## BEGIN Records

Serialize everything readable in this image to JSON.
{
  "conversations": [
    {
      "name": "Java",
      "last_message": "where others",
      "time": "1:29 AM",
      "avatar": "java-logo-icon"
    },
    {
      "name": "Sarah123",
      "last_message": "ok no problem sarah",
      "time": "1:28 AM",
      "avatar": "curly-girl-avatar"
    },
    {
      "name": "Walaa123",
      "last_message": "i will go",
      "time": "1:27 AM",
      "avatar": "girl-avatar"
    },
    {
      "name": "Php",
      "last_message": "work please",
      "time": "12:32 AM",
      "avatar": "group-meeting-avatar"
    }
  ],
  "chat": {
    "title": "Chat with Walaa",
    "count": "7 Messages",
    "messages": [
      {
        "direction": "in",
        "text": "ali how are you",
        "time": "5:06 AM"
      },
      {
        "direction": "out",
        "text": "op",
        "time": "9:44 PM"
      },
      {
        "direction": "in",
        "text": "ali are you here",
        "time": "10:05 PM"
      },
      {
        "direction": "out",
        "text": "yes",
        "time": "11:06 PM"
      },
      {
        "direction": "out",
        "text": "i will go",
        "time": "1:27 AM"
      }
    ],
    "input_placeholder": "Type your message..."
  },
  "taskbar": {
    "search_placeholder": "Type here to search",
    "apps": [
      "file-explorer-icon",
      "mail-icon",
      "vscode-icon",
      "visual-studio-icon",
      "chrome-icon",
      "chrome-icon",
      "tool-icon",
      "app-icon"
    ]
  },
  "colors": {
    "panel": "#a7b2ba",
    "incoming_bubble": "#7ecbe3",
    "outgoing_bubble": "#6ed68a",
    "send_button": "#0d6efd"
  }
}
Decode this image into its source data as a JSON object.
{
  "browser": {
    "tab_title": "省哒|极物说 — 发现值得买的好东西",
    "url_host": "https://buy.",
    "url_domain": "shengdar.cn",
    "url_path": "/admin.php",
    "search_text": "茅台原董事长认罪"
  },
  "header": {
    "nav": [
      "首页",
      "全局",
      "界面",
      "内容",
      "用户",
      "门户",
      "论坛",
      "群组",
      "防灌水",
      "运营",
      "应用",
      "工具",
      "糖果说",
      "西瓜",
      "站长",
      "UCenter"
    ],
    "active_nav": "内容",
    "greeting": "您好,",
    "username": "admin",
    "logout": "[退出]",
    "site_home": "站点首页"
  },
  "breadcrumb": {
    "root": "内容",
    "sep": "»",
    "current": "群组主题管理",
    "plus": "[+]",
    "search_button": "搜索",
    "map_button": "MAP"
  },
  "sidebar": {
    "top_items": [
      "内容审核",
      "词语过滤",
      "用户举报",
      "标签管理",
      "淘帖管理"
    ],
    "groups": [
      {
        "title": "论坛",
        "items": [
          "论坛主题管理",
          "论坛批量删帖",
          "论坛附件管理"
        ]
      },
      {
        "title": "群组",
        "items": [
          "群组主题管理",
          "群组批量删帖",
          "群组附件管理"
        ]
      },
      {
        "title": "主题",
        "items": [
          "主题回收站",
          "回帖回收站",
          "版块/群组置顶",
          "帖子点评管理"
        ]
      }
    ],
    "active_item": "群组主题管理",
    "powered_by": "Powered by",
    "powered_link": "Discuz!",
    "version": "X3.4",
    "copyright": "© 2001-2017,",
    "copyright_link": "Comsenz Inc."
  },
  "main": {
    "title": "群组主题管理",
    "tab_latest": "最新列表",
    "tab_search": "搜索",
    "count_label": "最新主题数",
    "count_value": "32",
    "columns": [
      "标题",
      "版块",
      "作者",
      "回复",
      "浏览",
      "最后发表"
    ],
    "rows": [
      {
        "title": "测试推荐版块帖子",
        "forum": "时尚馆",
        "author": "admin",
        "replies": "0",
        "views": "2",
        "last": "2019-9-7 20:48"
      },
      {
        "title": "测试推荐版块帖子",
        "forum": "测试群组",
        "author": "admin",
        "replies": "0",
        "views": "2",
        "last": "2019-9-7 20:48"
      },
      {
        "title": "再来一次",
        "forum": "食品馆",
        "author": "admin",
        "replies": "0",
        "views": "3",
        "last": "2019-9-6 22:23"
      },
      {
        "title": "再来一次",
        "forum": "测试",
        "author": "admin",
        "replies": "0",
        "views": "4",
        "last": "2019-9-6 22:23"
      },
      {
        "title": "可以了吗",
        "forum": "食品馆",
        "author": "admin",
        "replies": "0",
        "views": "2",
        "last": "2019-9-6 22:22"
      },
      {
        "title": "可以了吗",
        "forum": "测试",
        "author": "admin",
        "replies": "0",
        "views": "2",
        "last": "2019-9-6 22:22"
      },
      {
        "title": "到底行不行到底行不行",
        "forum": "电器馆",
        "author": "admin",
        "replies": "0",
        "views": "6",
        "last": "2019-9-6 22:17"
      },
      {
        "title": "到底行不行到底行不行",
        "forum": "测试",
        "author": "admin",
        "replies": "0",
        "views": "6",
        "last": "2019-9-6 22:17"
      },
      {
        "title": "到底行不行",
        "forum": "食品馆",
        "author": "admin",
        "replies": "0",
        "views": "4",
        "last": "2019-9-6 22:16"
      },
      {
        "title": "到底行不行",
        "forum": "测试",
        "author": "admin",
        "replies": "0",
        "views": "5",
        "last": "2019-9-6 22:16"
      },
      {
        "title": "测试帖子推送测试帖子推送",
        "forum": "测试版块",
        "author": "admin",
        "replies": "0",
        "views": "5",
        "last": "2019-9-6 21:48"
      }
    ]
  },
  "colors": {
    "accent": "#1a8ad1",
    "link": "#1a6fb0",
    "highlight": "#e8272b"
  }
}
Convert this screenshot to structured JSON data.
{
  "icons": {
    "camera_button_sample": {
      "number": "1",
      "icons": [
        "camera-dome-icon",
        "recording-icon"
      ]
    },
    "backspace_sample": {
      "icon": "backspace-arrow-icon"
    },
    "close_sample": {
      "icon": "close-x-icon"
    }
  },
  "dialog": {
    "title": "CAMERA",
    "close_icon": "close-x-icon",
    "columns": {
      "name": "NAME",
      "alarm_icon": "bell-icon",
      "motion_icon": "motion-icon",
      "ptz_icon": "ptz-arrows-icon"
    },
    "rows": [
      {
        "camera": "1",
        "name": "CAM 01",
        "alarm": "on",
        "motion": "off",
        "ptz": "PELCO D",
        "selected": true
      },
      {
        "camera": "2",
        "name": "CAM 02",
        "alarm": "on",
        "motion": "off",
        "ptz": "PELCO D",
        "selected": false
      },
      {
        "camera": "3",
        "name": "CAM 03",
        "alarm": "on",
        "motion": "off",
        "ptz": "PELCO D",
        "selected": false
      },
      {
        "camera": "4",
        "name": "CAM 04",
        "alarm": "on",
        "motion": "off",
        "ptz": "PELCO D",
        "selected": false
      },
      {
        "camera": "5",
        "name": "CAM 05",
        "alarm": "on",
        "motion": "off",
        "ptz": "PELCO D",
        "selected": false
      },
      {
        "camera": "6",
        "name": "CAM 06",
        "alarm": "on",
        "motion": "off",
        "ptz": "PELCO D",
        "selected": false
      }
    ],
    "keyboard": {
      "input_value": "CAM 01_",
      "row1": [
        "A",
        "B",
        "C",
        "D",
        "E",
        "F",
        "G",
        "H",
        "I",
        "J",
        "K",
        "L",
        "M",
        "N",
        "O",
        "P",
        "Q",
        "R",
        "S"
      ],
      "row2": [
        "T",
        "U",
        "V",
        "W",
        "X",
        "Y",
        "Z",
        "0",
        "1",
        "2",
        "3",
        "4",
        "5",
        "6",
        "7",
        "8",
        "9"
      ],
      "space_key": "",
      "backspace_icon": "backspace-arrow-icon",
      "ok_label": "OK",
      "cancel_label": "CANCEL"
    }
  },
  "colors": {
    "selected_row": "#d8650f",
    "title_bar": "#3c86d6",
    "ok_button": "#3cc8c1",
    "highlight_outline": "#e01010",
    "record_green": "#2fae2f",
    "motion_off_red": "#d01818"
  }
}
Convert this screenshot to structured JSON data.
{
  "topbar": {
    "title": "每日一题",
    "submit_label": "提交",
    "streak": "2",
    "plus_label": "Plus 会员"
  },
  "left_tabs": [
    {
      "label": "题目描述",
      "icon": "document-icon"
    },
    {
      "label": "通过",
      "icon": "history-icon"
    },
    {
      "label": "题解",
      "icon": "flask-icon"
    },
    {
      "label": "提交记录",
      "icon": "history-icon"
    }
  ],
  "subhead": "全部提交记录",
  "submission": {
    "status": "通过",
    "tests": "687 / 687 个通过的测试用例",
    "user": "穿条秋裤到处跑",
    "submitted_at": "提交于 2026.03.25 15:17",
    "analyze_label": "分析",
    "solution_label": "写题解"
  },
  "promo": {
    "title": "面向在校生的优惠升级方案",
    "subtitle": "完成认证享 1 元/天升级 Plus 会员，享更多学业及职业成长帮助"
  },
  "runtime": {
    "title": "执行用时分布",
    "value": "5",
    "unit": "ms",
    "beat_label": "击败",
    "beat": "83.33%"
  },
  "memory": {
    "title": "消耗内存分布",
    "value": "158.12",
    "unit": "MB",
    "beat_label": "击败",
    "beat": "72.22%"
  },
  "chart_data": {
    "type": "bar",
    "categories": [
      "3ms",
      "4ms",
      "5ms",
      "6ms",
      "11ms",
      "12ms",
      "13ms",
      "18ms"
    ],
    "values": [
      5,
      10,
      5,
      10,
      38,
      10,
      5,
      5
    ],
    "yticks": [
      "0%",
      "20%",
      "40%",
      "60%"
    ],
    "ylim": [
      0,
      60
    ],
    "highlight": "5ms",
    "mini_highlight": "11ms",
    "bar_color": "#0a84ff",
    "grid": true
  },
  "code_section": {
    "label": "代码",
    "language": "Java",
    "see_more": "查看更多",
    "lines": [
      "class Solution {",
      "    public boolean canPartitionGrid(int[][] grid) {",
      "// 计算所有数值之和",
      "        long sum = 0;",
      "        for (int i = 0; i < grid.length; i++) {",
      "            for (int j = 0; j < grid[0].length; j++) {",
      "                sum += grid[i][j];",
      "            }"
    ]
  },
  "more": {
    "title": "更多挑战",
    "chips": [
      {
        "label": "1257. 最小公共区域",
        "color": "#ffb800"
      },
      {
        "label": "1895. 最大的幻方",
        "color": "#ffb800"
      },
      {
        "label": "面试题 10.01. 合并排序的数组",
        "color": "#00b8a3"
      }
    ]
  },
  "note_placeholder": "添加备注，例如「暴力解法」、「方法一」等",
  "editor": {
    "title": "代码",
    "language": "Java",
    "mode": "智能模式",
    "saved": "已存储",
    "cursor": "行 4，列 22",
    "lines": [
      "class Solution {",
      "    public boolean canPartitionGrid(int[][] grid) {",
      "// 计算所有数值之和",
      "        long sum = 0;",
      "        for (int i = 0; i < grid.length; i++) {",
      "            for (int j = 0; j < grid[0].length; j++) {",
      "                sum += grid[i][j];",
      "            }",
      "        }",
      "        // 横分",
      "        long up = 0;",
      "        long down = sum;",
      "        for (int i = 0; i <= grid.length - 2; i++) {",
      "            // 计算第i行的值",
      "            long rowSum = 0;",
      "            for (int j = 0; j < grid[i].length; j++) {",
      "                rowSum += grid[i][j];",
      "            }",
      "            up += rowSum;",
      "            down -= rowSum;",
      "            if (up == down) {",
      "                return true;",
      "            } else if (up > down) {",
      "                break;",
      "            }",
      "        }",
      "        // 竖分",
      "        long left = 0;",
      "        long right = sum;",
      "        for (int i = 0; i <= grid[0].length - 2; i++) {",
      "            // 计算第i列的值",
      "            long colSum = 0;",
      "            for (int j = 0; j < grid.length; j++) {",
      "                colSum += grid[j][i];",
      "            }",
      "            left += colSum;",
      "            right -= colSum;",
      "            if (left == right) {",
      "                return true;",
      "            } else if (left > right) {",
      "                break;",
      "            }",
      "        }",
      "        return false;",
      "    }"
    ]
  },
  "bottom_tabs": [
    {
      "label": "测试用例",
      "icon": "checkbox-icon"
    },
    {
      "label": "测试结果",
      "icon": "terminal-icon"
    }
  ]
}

## END Records

### Instructions to follow
Return each line that includes "true".

### Answer to the exercise
        "selected": true
    "grid": true
      "                return true;",
      "                return true;",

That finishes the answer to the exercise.